**Travail demandé**
A. Relevez, dans le premier paragraphe de la lettre au roi, tout ce que l'auteur dit que le roi doit faire ou faire faire avec l'Histoire.
B. Les affirmations suivantes s'accordent-elles avec la lettre au roi ? Répondez par oui ou par non en citant les mots décisifs.
(i) L'auteur envoie l'Histoire au roi pour la première fois.
(ii) Le roi s'intéresse davantage aux faits des ancêtres qu'aux seules paroles de l'Écriture.
(iii) L'auteur annonce qu'il présentera longuement tous les auteurs consultés.
C. Donnez la suite de la lettre au roi après sa dernière phrase.

**Texte**
########
Sources et loi de l'histoireJe t'ai transmis naguère, sur ta requête, ô roi, l'Histoire ecclésiastique du peuple anglais que j'avais récemment publiée, pour que tu la lises et lui donnes ton approbation. Je te la retourne maintenant pour la faire recopier et étudier plus avant, à tête reposée. Je ne puis m'empêcher de louer la sincérité et le zèle avec lesquels tu prêtes une oreille diligente non seulement aux paroles de la Sainte Écriture, mais plus encore aux faits et gestes de nos ancêtres célèbres, spécialement ceux de notre peuple, auxquels tu t'intéresses avec un grand soin.
Car si l'Histoire relate de bonnes actions accomplies par des hommes de bien, l'auditeur attentif se voit porté à imiter ce qui est bon. Et si elle commémore des actes répréhensibles commis par des êtres dépravés, l'auditeur ou le lecteur pieux et droit, qui évite ce qui peut nuire à son âme, désire plus vivement accomplir ce qu'il sait être bon et digne de Dieu. Toi qui considères attentivement ces questions, tu souhaites la publication de cette Histoire, à la fois pour ta propre instruction et pour l'édification des sujets que Dieu t'a confiés.
Mais pour ôter le doute qui pourrait te traverser l'esprit, ou celui des lecteurs ou auditeurs de cette Histoire, quant à la vérité de ce que j'affirme, je prendrai soin d'indiquer brièvement les principaux auteurs que j'ai consultés.
########
**Enregistrements extraits**
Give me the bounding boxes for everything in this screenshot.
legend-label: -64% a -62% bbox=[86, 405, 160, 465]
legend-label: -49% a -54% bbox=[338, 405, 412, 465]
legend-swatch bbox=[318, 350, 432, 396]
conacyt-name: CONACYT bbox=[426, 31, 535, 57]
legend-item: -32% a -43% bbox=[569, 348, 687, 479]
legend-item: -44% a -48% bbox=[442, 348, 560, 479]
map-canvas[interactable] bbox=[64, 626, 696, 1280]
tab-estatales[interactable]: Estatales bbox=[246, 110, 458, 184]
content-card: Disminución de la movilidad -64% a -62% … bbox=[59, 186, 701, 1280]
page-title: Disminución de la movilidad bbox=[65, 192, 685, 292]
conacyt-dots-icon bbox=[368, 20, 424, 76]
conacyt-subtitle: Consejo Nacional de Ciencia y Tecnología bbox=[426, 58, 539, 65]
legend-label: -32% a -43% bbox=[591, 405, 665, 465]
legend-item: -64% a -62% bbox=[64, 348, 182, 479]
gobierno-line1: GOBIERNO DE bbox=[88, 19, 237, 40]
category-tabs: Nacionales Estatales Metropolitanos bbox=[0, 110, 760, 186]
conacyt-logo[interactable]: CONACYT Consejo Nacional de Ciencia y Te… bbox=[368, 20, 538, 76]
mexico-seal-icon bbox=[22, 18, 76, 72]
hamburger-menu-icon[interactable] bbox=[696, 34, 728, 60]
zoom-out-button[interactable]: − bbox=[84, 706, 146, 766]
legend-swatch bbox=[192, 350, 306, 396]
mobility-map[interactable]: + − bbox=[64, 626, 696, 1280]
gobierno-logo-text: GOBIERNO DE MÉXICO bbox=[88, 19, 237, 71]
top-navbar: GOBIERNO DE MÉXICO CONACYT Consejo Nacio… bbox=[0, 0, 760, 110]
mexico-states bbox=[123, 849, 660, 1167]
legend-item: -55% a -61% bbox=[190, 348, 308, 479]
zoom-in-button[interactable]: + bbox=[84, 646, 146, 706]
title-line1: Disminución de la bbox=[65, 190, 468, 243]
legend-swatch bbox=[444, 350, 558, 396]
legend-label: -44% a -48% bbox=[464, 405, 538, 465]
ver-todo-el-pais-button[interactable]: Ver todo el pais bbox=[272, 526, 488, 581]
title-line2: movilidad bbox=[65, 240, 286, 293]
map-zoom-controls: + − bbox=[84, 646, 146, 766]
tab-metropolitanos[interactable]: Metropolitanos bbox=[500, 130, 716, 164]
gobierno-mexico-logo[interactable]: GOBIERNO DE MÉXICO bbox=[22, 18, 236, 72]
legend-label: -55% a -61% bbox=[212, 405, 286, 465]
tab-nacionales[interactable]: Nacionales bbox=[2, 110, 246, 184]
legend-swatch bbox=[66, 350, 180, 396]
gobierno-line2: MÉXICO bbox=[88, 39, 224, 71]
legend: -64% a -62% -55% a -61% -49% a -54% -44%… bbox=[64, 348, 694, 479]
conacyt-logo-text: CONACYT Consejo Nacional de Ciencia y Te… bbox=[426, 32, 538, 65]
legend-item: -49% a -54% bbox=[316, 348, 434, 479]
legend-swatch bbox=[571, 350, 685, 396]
########
**Corrigé**
A. La lire, lui donner son approbation, la faire recopier, l'étudier plus avant.

B.
(i) Non : « Je t'ai transmis naguère » et « Je te la retourne maintenant ».
(ii) Oui : « non seulement aux paroles de la Sainte Écriture, mais plus encore aux faits et gestes de nos ancêtres célèbres ».
(iii) Non : « indiquer brièvement les principaux auteurs que j'ai consultés ».

C.
Le principal écrivain et guide que j'ai suivi, en compilant ce petit ouvrage, fut le très révérend père abbé Albinus, homme d'un prodigieux savoir. Élevé dans l'Église de Canterbury, sous l'archevêque Théodore de sainte mémoire et le père abbé Hadrien, deux hommes vénérables et très érudits, il avait soigneusement établi les faits et gestes accomplis par les disciples du saint pape Grégoire dans la province de Canterbury et les environs, qu'il m'avait fait parvenir. Cet abbé avait découvert tout cela dans des écrits, ou il le tenait de la tradition des anciens.
Il chargea Nothelm, un prêtre très pieux de l'Église de Londres, de me remettre tout ce qui méritait d'être conservé en mémoire, sous forme d'écrits ou de récits que je tiens de la bouche même de ce dernier. Ce même Nothelm se rendit par la suite à Rome où l'évêque Grégoire [II], qui dirige maintenant l'Église du pape Grégoire [Ier], lui permit de consulter les archives de la sainte Église de Rome; il y découvrit certaines épîtres du saint pape Grégoire aussi bien que celles d'autres évêques, qu'il nous offrit à son retour pour que nous les insérions dans notre Histoire, accompagnées des avis et conseils du révérend père Albinus dont je viens de parler.
Ainsi, du commencement de ce volume jusqu'à l'époque où le peuple des Angles reçut la foi chrétienne, nous avons recensé les écrits de nos prédécesseurs, et colligé les matériaux nécessaires à notre Histoire. De cette époque jusqu'au temps présent, tout ce qu'ont entrepris les disciples du bienheureux pape Grégoire ou leurs successeurs dans l'Église de Canterbury, ou sous quels rois tout cela est advenu, nous le tenons du père abbé Albinus, susnommé, par l'intermédiaire de Nothelm.
...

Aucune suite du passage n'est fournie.